[Entries from a layout dataset]
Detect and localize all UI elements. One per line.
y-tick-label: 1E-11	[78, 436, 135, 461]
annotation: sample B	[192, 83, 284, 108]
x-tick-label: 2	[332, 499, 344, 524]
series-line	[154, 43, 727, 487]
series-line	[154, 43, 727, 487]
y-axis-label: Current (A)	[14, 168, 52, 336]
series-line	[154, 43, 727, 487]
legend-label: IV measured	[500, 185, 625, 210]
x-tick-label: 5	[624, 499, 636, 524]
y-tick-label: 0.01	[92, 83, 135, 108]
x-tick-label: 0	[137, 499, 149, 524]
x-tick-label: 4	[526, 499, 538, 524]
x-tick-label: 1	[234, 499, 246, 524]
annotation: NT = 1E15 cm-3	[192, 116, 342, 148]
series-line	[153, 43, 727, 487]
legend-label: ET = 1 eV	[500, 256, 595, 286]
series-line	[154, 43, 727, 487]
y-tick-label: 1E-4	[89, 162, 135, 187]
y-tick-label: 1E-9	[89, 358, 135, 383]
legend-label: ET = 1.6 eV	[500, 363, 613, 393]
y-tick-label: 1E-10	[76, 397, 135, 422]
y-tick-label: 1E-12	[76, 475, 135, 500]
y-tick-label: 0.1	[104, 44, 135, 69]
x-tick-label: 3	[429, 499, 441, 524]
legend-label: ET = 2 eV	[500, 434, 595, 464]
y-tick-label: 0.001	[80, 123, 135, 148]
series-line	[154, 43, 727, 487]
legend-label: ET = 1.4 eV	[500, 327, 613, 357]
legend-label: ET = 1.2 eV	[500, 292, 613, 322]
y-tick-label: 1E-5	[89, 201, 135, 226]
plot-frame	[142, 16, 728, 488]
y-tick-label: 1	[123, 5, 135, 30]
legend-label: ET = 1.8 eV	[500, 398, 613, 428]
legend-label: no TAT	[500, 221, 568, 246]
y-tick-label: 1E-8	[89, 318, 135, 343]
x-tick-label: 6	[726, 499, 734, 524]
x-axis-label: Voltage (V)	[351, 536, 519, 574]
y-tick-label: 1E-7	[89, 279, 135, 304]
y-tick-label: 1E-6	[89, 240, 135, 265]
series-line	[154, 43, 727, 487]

**OBJECTIVE:**
Can you copy out every one of the entries above again, word for word and line for line?

**FULL OUTPUT:**
Detect and localize all UI elements. One per line.
y-tick-label: 1E-11	[78, 436, 135, 461]
annotation: sample B	[192, 83, 284, 108]
x-tick-label: 2	[332, 499, 344, 524]
series-line	[154, 43, 727, 487]
series-line	[154, 43, 727, 487]
y-axis-label: Current (A)	[14, 168, 52, 336]
series-line	[154, 43, 727, 487]
legend-label: IV measured	[500, 185, 625, 210]
x-tick-label: 5	[624, 499, 636, 524]
y-tick-label: 0.01	[92, 83, 135, 108]
x-tick-label: 0	[137, 499, 149, 524]
x-tick-label: 4	[526, 499, 538, 524]
x-tick-label: 1	[234, 499, 246, 524]
annotation: NT = 1E15 cm-3	[192, 116, 342, 148]
series-line	[153, 43, 727, 487]
legend-label: ET = 1 eV	[500, 256, 595, 286]
series-line	[154, 43, 727, 487]
y-tick-label: 1E-4	[89, 162, 135, 187]
y-tick-label: 1E-9	[89, 358, 135, 383]
legend-label: ET = 1.6 eV	[500, 363, 613, 393]
y-tick-label: 1E-10	[76, 397, 135, 422]
y-tick-label: 1E-12	[76, 475, 135, 500]
y-tick-label: 0.1	[104, 44, 135, 69]
x-tick-label: 3	[429, 499, 441, 524]
legend-label: ET = 2 eV	[500, 434, 595, 464]
y-tick-label: 0.001	[80, 123, 135, 148]
series-line	[154, 43, 727, 487]
legend-label: ET = 1.4 eV	[500, 327, 613, 357]
legend-label: ET = 1.2 eV	[500, 292, 613, 322]
y-tick-label: 1E-5	[89, 201, 135, 226]
plot-frame	[142, 16, 728, 488]
y-tick-label: 1	[123, 5, 135, 30]
legend-label: ET = 1.8 eV	[500, 398, 613, 428]
legend-label: no TAT	[500, 221, 568, 246]
y-tick-label: 1E-8	[89, 318, 135, 343]
x-tick-label: 6	[726, 499, 734, 524]
x-axis-label: Voltage (V)	[351, 536, 519, 574]
y-tick-label: 1E-7	[89, 279, 135, 304]
y-tick-label: 1E-6	[89, 240, 135, 265]
series-line	[154, 43, 727, 487]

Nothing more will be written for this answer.